╭─ Provided material
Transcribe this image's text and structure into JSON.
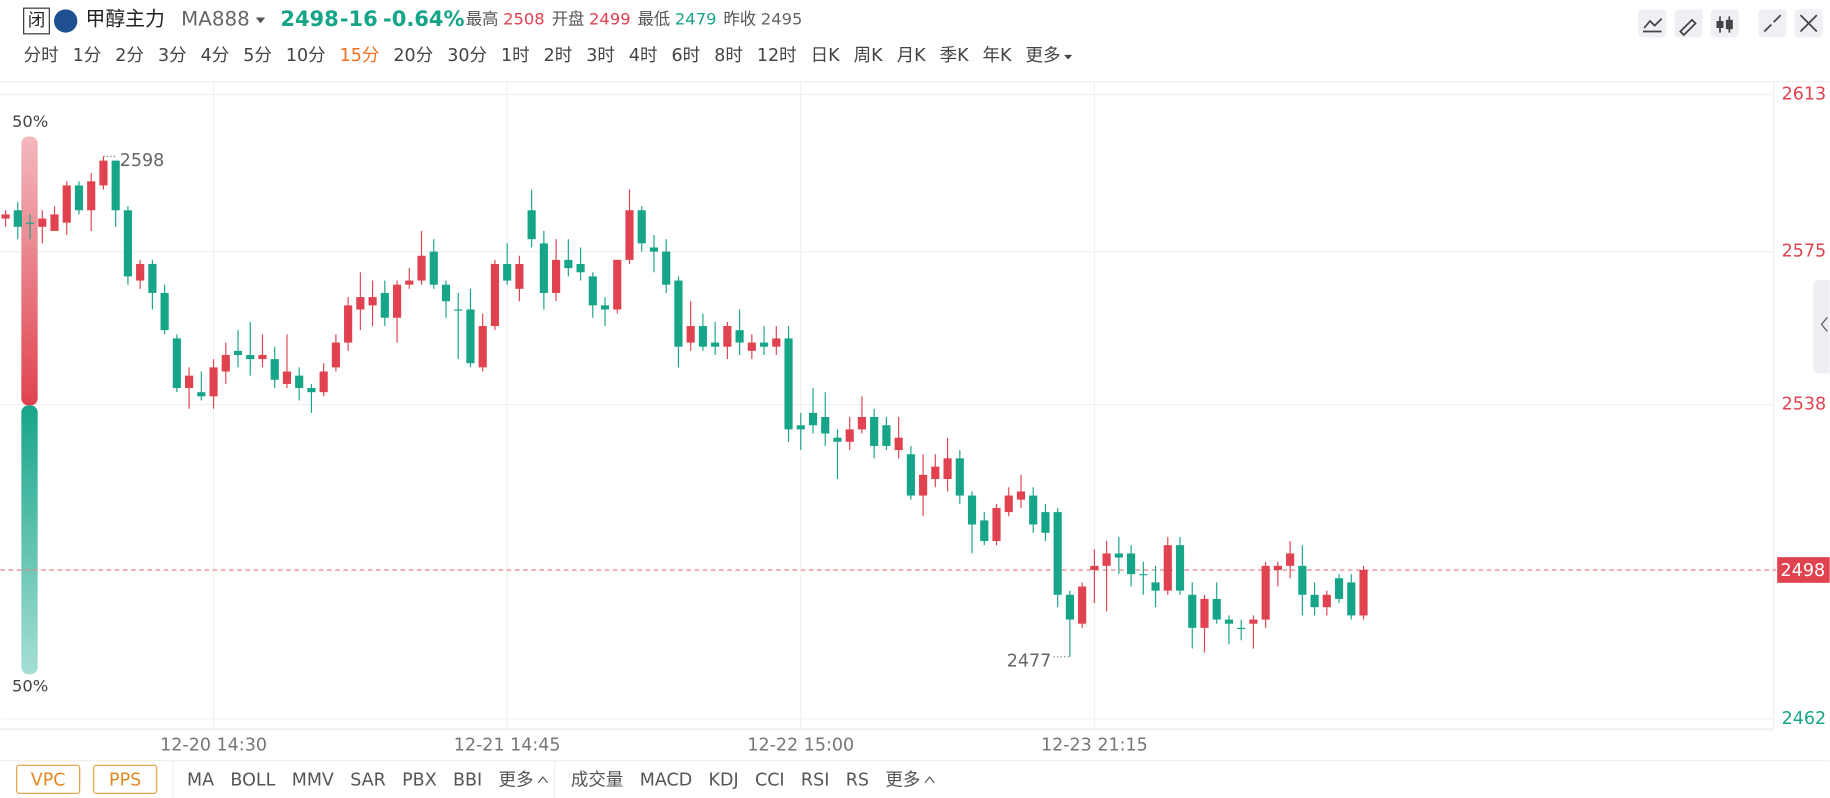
{
  "header": {
    "status_icon": "闭",
    "name": "甲醇主力",
    "code": "MA888",
    "price": "2498",
    "change": "-16",
    "change_pct": "-0.64%",
    "stats": [
      {
        "label": "最高",
        "value": "2508",
        "color": "#e0434f"
      },
      {
        "label": "开盘",
        "value": "2499",
        "color": "#e0434f"
      },
      {
        "label": "最低",
        "value": "2479",
        "color": "#17a589"
      },
      {
        "label": "昨收",
        "value": "2495",
        "color": "#666666"
      }
    ],
    "periods": [
      "分时",
      "1分",
      "2分",
      "3分",
      "4分",
      "5分",
      "10分",
      "15分",
      "20分",
      "30分",
      "1时",
      "2时",
      "3时",
      "4时",
      "6时",
      "8时",
      "12时",
      "日K",
      "周K",
      "月K",
      "季K",
      "年K",
      "更多"
    ],
    "active_period": 7
  },
  "footer": {
    "buttons": [
      "VPC",
      "PPS"
    ],
    "main_indicators": [
      "MA",
      "BOLL",
      "MMV",
      "SAR",
      "PBX",
      "BBI",
      "更多"
    ],
    "sub_indicators": [
      "成交量",
      "MACD",
      "KDJ",
      "CCI",
      "RSI",
      "RS",
      "更多"
    ]
  },
  "gauge": {
    "up": {
      "value": 50,
      "label": "50%"
    },
    "down": {
      "value": 50,
      "label": "50%"
    }
  },
  "chart_data": {
    "type": "candlestick",
    "up_color": "#e0434f",
    "down_color": "#17a589",
    "ylim": [
      2459.5,
      2616.1
    ],
    "yticks": [
      2613,
      2575,
      2538,
      2462
    ],
    "grid": true,
    "last_price": 2498,
    "high_label": 2598,
    "low_label": 2477,
    "categories": [
      null,
      null,
      null,
      null,
      null,
      null,
      null,
      null,
      null,
      null,
      null,
      null,
      null,
      null,
      null,
      null,
      null,
      "12-20 14:30",
      null,
      null,
      null,
      null,
      null,
      null,
      null,
      null,
      null,
      null,
      null,
      null,
      null,
      null,
      null,
      null,
      null,
      null,
      null,
      null,
      null,
      null,
      null,
      "12-21 14:45",
      null,
      null,
      null,
      null,
      null,
      null,
      null,
      null,
      null,
      null,
      null,
      null,
      null,
      null,
      null,
      null,
      null,
      null,
      null,
      null,
      null,
      null,
      null,
      "12-22 15:00",
      null,
      null,
      null,
      null,
      null,
      null,
      null,
      null,
      null,
      null,
      null,
      null,
      null,
      null,
      null,
      null,
      null,
      null,
      null,
      null,
      null,
      null,
      null,
      "12-23 21:15",
      null,
      null,
      null,
      null,
      null,
      null,
      null,
      null,
      null,
      null,
      null,
      null,
      null,
      null,
      null,
      null,
      null,
      null,
      null,
      null,
      null,
      null
    ],
    "ohlc": [
      [
        2583,
        2585,
        2581,
        2584
      ],
      [
        2585,
        2587,
        2578,
        2581
      ],
      [
        2582,
        2584,
        2578,
        2582
      ],
      [
        2581,
        2585,
        2577,
        2583
      ],
      [
        2580,
        2586,
        2580,
        2584
      ],
      [
        2582,
        2592,
        2579,
        2591
      ],
      [
        2591,
        2592,
        2584,
        2585
      ],
      [
        2585,
        2594,
        2580,
        2592
      ],
      [
        2591,
        2598,
        2590,
        2597
      ],
      [
        2597,
        2597,
        2581,
        2585
      ],
      [
        2585,
        2586,
        2567,
        2569
      ],
      [
        2568,
        2573,
        2566,
        2572
      ],
      [
        2572,
        2573,
        2561,
        2565
      ],
      [
        2565,
        2567,
        2555,
        2556
      ],
      [
        2554,
        2555,
        2541,
        2542
      ],
      [
        2542,
        2547,
        2537,
        2545
      ],
      [
        2541,
        2546,
        2539,
        2540
      ],
      [
        2540,
        2549,
        2537,
        2547
      ],
      [
        2546,
        2553,
        2543,
        2550
      ],
      [
        2551,
        2556,
        2547,
        2550
      ],
      [
        2550,
        2558,
        2545,
        2549
      ],
      [
        2549,
        2555,
        2547,
        2550
      ],
      [
        2549,
        2552,
        2542,
        2544
      ],
      [
        2543,
        2555,
        2542,
        2546
      ],
      [
        2545,
        2547,
        2539,
        2542
      ],
      [
        2542,
        2543,
        2536,
        2541
      ],
      [
        2541,
        2548,
        2540,
        2546
      ],
      [
        2547,
        2555,
        2546,
        2553
      ],
      [
        2553,
        2564,
        2551,
        2562
      ],
      [
        2561,
        2570,
        2556,
        2564
      ],
      [
        2562,
        2568,
        2557,
        2564
      ],
      [
        2565,
        2568,
        2557,
        2559
      ],
      [
        2559,
        2568,
        2553,
        2567
      ],
      [
        2567,
        2571,
        2566,
        2568
      ],
      [
        2568,
        2580,
        2567,
        2574
      ],
      [
        2575,
        2578,
        2566,
        2567
      ],
      [
        2567,
        2568,
        2559,
        2563
      ],
      [
        2561,
        2565,
        2549,
        2561
      ],
      [
        2561,
        2566,
        2547,
        2548
      ],
      [
        2547,
        2560,
        2546,
        2557
      ],
      [
        2557,
        2573,
        2556,
        2572
      ],
      [
        2572,
        2577,
        2567,
        2568
      ],
      [
        2566,
        2574,
        2563,
        2572
      ],
      [
        2585,
        2590,
        2576,
        2578
      ],
      [
        2577,
        2580,
        2561,
        2565
      ],
      [
        2565,
        2578,
        2563,
        2573
      ],
      [
        2573,
        2578,
        2569,
        2571
      ],
      [
        2572,
        2576,
        2568,
        2570
      ],
      [
        2569,
        2570,
        2559,
        2562
      ],
      [
        2562,
        2564,
        2557,
        2561
      ],
      [
        2561,
        2573,
        2560,
        2573
      ],
      [
        2573,
        2590,
        2572,
        2585
      ],
      [
        2585,
        2586,
        2575,
        2577
      ],
      [
        2576,
        2579,
        2570,
        2575
      ],
      [
        2575,
        2578,
        2565,
        2567
      ],
      [
        2568,
        2569,
        2547,
        2552
      ],
      [
        2553,
        2563,
        2551,
        2557
      ],
      [
        2557,
        2560,
        2551,
        2552
      ],
      [
        2553,
        2558,
        2550,
        2552
      ],
      [
        2552,
        2558,
        2549,
        2557
      ],
      [
        2556,
        2561,
        2550,
        2553
      ],
      [
        2551,
        2555,
        2549,
        2553
      ],
      [
        2553,
        2557,
        2550,
        2552
      ],
      [
        2552,
        2557,
        2550,
        2554
      ],
      [
        2554,
        2557,
        2529,
        2532
      ],
      [
        2533,
        2536,
        2527,
        2532
      ],
      [
        2536,
        2542,
        2531,
        2533
      ],
      [
        2535,
        2541,
        2528,
        2531
      ],
      [
        2530,
        2532,
        2520,
        2529
      ],
      [
        2529,
        2535,
        2527,
        2532
      ],
      [
        2532,
        2540,
        2531,
        2535
      ],
      [
        2535,
        2537,
        2525,
        2528
      ],
      [
        2533,
        2535,
        2527,
        2528
      ],
      [
        2527,
        2535,
        2525,
        2530
      ],
      [
        2526,
        2528,
        2515,
        2516
      ],
      [
        2516,
        2526,
        2511,
        2521
      ],
      [
        2520,
        2526,
        2518,
        2523
      ],
      [
        2520,
        2530,
        2517,
        2525
      ],
      [
        2525,
        2527,
        2514,
        2516
      ],
      [
        2516,
        2517,
        2502,
        2509
      ],
      [
        2510,
        2512,
        2504,
        2505
      ],
      [
        2505,
        2514,
        2504,
        2513
      ],
      [
        2512,
        2518,
        2511,
        2516
      ],
      [
        2515,
        2521,
        2513,
        2517
      ],
      [
        2516,
        2518,
        2507,
        2509
      ],
      [
        2512,
        2514,
        2505,
        2507
      ],
      [
        2512,
        2513,
        2489,
        2492
      ],
      [
        2492,
        2493,
        2477,
        2486
      ],
      [
        2485,
        2495,
        2484,
        2494
      ],
      [
        2498,
        2503,
        2490,
        2499
      ],
      [
        2499,
        2505,
        2488,
        2502
      ],
      [
        2502,
        2506,
        2497,
        2501
      ],
      [
        2502,
        2504,
        2494,
        2497
      ],
      [
        2497,
        2500,
        2492,
        2497
      ],
      [
        2495,
        2499,
        2489,
        2493
      ],
      [
        2493,
        2506,
        2492,
        2504
      ],
      [
        2504,
        2506,
        2492,
        2493
      ],
      [
        2492,
        2495,
        2479,
        2484
      ],
      [
        2484,
        2492,
        2478,
        2491
      ],
      [
        2491,
        2495,
        2485,
        2486
      ],
      [
        2486,
        2487,
        2480,
        2485
      ],
      [
        2484,
        2486,
        2481,
        2484
      ],
      [
        2485,
        2487,
        2479,
        2486
      ],
      [
        2486,
        2500,
        2484,
        2499
      ],
      [
        2498,
        2500,
        2494,
        2499
      ],
      [
        2499,
        2505,
        2496,
        2502
      ],
      [
        2499,
        2504,
        2487,
        2492
      ],
      [
        2492,
        2495,
        2487,
        2489
      ],
      [
        2489,
        2493,
        2487,
        2492
      ],
      [
        2496,
        2497,
        2490,
        2491
      ],
      [
        2495,
        2497,
        2486,
        2487
      ],
      [
        2487,
        2499,
        2486,
        2498
      ]
    ]
  }
}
╰─
Written task: Scan the listing above and identify each line holding the string "value"; copy every such line.

Exercise response:
        "value": "2508",
        "value": "2499",
        "value": "2479",
        "value": "2495",
      "value": 50,
      "value": 50,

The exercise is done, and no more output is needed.